Input records »

+===+

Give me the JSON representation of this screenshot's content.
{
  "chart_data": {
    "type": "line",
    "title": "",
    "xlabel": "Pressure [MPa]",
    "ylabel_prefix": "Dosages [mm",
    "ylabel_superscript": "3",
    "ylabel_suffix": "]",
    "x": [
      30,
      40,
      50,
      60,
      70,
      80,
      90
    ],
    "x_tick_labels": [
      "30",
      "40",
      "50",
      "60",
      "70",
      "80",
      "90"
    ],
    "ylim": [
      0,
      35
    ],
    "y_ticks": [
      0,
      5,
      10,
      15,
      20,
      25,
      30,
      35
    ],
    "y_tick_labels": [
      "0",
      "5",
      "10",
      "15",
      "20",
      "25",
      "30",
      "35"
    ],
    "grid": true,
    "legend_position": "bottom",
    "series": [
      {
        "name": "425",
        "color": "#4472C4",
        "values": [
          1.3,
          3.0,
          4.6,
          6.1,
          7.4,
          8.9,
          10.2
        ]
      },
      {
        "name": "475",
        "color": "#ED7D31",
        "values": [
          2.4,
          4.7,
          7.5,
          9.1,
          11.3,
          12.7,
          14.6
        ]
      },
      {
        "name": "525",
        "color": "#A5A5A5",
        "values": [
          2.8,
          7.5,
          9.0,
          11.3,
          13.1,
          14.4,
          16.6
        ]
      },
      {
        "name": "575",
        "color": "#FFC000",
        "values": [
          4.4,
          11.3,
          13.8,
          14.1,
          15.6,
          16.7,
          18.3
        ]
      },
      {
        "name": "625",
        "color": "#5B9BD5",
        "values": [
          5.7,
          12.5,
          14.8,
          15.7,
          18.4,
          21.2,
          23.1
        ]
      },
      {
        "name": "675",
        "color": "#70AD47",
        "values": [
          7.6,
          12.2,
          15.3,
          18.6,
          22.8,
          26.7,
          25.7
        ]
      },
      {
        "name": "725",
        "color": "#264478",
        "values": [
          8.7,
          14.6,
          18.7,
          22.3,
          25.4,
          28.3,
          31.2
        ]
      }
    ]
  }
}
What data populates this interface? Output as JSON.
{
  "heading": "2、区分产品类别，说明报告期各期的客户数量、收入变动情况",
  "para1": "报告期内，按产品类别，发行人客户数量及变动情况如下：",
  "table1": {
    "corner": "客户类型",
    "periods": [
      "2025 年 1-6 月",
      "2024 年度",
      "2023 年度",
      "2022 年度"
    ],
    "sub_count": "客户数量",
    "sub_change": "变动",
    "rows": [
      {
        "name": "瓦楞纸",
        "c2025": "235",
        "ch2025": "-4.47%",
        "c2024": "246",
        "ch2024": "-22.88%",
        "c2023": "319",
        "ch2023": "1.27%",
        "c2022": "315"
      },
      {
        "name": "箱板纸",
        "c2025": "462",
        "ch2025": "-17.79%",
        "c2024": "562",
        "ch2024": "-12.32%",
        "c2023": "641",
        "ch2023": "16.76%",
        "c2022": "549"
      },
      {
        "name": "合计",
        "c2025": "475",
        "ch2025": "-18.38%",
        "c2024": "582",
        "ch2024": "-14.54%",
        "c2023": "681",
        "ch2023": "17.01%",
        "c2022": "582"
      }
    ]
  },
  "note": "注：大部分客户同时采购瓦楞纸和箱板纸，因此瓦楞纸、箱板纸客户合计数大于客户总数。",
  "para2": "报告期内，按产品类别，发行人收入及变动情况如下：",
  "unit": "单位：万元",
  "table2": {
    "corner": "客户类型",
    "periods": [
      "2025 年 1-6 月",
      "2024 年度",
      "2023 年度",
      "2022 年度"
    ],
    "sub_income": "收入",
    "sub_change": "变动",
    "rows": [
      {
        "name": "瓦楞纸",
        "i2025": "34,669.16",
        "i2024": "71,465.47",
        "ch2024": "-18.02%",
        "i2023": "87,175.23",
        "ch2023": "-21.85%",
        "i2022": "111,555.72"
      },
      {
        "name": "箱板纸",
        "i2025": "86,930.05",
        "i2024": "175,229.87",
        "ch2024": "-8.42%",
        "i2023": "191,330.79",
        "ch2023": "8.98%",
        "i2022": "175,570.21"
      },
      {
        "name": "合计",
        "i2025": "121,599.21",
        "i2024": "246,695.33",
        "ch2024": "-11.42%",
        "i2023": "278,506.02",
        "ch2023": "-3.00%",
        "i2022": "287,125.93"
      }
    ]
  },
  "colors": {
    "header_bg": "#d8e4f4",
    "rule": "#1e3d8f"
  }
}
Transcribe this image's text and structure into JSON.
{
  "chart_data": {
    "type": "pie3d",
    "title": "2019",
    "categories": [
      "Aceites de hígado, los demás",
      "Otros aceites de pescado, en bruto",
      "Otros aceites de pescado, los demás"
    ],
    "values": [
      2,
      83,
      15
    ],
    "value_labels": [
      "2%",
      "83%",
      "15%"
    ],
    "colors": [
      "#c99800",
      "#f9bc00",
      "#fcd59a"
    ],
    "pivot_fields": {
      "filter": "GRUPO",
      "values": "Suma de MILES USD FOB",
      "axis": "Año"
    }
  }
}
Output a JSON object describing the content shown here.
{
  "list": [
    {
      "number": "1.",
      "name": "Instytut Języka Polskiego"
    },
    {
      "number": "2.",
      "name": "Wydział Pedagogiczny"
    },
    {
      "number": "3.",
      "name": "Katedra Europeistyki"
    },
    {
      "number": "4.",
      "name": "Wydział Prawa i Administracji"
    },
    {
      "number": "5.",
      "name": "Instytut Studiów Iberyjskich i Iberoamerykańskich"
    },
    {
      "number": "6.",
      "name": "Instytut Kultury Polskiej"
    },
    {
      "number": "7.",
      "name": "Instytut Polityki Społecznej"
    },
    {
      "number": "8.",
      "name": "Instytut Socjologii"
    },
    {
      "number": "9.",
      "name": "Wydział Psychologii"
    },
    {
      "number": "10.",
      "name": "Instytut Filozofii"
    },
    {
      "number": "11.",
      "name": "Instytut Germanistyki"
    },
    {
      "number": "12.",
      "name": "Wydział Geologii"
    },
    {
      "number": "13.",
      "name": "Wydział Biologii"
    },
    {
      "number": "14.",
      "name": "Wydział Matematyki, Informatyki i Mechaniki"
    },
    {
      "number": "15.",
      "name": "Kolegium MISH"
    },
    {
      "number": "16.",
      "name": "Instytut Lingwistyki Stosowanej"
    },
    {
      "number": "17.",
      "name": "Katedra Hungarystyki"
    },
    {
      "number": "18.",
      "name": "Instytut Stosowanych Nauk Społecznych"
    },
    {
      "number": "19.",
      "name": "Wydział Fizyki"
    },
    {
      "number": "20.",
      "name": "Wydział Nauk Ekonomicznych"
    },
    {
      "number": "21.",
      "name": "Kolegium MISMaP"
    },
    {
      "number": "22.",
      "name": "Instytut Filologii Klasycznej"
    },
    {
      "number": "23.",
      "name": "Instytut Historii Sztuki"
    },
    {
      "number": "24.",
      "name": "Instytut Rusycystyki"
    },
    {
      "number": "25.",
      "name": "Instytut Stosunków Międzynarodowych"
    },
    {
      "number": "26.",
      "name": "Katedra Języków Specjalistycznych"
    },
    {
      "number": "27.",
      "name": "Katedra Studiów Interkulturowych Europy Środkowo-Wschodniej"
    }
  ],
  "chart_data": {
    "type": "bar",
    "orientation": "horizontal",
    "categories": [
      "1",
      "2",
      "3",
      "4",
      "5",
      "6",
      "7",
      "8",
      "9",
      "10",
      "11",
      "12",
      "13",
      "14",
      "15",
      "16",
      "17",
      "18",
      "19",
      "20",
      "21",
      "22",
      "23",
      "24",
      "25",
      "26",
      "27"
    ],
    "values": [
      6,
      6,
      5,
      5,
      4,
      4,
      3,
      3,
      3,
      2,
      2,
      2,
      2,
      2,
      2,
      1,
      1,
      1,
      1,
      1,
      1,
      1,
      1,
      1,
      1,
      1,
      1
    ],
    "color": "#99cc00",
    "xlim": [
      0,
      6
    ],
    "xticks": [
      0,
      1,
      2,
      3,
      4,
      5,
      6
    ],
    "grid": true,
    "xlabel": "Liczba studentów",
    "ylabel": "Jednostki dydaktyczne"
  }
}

+===+

Exercise »
Return each line in the records that holds the string "按产品类别".

Solution »
  "para1": "报告期内，按产品类别，发行人客户数量及变动情况如下：",
  "para2": "报告期内，按产品类别，发行人收入及变动情况如下：",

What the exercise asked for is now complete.